AIM OF THE TASK
Search the listing below for "JSON". Copy each matching line.

DATASET RECORDS
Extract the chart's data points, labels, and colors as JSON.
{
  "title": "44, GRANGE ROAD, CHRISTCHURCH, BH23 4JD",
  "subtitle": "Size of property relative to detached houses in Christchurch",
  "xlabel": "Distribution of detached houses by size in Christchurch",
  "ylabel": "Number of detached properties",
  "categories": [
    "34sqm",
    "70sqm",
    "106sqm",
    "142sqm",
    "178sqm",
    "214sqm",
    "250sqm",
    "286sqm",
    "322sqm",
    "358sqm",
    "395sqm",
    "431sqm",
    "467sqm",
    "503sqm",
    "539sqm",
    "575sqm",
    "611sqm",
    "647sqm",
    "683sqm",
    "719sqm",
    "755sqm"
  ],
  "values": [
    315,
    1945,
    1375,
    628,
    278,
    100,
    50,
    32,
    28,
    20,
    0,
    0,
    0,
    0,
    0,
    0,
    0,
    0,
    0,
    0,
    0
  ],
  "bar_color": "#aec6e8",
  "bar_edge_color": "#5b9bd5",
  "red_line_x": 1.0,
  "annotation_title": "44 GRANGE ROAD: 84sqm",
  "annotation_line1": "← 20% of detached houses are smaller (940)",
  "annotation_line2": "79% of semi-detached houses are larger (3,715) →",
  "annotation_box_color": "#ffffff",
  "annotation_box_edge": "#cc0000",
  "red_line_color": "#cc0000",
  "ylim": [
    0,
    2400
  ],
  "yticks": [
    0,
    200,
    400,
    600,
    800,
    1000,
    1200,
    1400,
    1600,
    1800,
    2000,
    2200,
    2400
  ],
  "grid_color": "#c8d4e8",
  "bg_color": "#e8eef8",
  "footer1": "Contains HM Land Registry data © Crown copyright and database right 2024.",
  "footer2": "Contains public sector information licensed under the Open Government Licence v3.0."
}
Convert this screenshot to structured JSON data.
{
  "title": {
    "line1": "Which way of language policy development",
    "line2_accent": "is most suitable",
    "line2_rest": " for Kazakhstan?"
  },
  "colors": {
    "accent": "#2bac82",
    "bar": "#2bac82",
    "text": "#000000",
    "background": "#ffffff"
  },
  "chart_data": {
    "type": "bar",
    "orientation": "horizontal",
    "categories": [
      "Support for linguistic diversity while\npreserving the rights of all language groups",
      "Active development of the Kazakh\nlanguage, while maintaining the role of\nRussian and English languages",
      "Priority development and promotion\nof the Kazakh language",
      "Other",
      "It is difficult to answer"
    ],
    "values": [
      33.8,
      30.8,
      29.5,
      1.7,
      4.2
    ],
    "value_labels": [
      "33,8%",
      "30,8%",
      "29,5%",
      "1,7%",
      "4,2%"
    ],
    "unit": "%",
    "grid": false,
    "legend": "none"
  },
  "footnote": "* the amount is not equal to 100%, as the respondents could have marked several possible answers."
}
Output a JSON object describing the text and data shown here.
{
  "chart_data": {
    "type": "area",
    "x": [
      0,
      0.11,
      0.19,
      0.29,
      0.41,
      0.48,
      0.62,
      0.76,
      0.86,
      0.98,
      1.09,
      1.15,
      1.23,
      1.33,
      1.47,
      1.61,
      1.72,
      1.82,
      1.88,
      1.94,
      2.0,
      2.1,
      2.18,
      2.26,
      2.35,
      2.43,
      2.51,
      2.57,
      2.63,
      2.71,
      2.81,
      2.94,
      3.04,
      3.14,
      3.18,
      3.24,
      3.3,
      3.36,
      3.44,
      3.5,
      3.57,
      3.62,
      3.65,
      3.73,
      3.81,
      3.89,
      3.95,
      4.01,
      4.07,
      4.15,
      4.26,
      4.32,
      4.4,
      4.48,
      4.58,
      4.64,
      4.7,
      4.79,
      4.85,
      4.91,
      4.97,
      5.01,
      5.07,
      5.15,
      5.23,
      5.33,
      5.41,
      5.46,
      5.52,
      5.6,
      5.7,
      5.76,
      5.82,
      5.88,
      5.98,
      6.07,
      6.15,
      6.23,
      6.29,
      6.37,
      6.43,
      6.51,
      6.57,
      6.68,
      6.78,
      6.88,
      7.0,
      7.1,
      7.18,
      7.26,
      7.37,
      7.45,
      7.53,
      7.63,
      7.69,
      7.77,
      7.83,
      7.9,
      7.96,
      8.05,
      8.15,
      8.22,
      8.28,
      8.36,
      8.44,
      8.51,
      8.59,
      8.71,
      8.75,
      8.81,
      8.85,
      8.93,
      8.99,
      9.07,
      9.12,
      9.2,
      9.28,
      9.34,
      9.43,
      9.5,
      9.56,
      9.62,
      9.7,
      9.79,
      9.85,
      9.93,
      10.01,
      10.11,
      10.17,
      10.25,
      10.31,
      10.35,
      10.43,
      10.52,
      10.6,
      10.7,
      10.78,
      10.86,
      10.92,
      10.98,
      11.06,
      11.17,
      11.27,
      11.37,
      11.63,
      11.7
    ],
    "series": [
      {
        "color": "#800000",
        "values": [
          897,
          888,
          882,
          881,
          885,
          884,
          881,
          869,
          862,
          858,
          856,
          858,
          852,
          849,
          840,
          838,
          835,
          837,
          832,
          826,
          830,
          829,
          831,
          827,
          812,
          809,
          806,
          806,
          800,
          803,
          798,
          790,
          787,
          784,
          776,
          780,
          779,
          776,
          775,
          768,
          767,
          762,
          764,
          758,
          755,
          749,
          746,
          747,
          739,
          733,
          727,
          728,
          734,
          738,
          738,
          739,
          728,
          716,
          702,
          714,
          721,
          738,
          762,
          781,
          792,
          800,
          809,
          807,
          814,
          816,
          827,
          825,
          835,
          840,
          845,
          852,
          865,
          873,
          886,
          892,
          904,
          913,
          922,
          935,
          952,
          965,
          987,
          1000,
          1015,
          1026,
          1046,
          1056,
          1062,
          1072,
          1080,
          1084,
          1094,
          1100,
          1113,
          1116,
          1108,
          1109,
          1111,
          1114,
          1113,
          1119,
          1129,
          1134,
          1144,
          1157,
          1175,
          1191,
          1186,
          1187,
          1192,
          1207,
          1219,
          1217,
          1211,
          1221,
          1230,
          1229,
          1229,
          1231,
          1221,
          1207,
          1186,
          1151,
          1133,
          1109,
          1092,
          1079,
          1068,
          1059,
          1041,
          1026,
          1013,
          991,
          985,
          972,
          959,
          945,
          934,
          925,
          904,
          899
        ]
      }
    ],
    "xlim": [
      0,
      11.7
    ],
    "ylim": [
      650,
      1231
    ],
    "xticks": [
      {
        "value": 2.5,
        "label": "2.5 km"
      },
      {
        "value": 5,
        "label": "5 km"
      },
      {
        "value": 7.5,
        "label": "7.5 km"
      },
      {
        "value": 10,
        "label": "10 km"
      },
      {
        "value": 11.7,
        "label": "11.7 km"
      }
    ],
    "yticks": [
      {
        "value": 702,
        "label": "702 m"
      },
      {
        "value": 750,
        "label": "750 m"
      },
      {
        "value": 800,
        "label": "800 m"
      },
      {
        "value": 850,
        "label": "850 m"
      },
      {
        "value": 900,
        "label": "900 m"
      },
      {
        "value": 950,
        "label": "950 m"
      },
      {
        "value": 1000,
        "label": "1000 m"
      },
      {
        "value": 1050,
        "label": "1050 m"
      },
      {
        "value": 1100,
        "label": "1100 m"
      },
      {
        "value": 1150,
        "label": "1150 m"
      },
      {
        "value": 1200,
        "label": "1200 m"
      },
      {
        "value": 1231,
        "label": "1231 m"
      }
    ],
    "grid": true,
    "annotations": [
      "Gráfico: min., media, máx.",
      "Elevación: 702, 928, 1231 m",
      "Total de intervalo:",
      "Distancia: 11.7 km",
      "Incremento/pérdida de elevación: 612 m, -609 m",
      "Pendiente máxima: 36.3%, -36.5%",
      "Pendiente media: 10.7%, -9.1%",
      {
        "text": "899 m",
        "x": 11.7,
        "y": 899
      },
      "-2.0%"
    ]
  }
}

REPLY
Extract the chart's data points, labels, and colors as JSON.
Convert this screenshot to structured JSON data.
Output a JSON object describing the text and data shown here.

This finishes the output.